● Task prompt
Copy every line in which the string "xlabel" occurs.

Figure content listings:
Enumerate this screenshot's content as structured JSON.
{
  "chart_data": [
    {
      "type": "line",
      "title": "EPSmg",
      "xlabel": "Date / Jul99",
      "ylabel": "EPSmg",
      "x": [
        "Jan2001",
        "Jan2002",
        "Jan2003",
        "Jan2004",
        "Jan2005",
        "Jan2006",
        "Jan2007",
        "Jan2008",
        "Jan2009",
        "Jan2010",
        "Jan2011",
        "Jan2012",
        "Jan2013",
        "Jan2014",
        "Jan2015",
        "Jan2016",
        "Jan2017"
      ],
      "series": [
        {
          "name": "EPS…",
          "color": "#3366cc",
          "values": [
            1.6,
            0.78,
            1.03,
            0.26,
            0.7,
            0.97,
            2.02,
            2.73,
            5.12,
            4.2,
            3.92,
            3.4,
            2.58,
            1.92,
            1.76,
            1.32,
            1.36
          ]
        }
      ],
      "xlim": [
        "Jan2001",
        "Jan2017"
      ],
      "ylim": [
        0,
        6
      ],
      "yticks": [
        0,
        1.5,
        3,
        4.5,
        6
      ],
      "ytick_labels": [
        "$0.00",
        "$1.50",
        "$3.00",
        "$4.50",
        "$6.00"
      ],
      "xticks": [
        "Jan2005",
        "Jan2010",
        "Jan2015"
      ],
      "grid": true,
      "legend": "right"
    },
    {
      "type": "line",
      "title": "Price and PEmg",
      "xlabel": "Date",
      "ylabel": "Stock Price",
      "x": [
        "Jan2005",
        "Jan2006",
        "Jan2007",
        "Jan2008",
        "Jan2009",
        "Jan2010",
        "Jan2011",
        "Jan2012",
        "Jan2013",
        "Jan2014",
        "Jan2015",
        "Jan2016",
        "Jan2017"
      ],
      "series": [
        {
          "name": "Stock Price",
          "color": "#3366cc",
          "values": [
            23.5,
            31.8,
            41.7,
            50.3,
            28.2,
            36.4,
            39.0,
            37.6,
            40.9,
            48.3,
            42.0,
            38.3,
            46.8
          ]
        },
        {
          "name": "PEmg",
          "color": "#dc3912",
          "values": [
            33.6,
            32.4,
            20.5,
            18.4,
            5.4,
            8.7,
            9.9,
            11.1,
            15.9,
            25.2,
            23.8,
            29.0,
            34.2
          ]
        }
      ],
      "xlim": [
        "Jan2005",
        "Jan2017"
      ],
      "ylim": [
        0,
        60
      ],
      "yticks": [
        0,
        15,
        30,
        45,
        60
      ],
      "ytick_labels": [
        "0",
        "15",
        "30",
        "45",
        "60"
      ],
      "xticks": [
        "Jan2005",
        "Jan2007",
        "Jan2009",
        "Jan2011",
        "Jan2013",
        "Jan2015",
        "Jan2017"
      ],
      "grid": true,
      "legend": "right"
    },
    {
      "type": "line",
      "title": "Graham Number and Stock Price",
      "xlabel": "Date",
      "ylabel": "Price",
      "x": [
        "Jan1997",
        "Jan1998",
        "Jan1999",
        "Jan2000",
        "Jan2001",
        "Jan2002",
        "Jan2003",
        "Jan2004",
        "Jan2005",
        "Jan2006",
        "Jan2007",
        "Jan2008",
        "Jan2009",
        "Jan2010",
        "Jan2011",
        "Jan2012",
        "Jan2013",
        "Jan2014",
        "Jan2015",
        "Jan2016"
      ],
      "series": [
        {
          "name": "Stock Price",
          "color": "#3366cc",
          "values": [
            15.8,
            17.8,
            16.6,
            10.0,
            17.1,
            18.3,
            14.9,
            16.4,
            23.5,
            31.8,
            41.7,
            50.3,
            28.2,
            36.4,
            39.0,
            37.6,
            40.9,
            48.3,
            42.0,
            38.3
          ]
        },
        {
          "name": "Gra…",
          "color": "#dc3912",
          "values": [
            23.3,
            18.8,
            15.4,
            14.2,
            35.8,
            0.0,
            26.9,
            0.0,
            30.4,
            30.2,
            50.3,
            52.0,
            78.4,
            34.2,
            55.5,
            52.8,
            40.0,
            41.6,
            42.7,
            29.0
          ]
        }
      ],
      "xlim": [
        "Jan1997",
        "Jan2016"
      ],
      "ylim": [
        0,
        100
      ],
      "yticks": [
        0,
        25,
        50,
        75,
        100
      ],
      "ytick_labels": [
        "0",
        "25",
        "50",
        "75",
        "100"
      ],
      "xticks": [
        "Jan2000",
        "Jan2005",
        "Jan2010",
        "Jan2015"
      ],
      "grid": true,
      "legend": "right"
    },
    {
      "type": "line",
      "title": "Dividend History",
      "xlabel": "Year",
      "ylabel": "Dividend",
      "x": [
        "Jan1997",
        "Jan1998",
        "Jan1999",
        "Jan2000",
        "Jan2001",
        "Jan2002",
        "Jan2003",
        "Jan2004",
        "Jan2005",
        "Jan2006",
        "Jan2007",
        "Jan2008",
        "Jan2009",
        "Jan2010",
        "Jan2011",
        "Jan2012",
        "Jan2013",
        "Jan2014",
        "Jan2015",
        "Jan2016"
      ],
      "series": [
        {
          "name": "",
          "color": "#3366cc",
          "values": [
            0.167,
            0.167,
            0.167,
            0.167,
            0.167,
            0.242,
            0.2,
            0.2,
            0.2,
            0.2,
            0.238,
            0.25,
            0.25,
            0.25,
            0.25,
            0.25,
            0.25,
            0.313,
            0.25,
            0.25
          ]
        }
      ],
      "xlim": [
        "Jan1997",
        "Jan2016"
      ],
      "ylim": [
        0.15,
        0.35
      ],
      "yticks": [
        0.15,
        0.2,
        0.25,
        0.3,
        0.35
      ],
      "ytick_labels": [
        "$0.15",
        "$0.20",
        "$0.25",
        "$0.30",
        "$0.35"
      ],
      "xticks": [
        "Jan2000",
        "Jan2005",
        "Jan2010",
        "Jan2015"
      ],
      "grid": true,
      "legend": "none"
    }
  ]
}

● Answer for the task
      "xlabel": "Date / Jul99",
      "xlabel": "Date",
      "xlabel": "Date",
      "xlabel": "Year",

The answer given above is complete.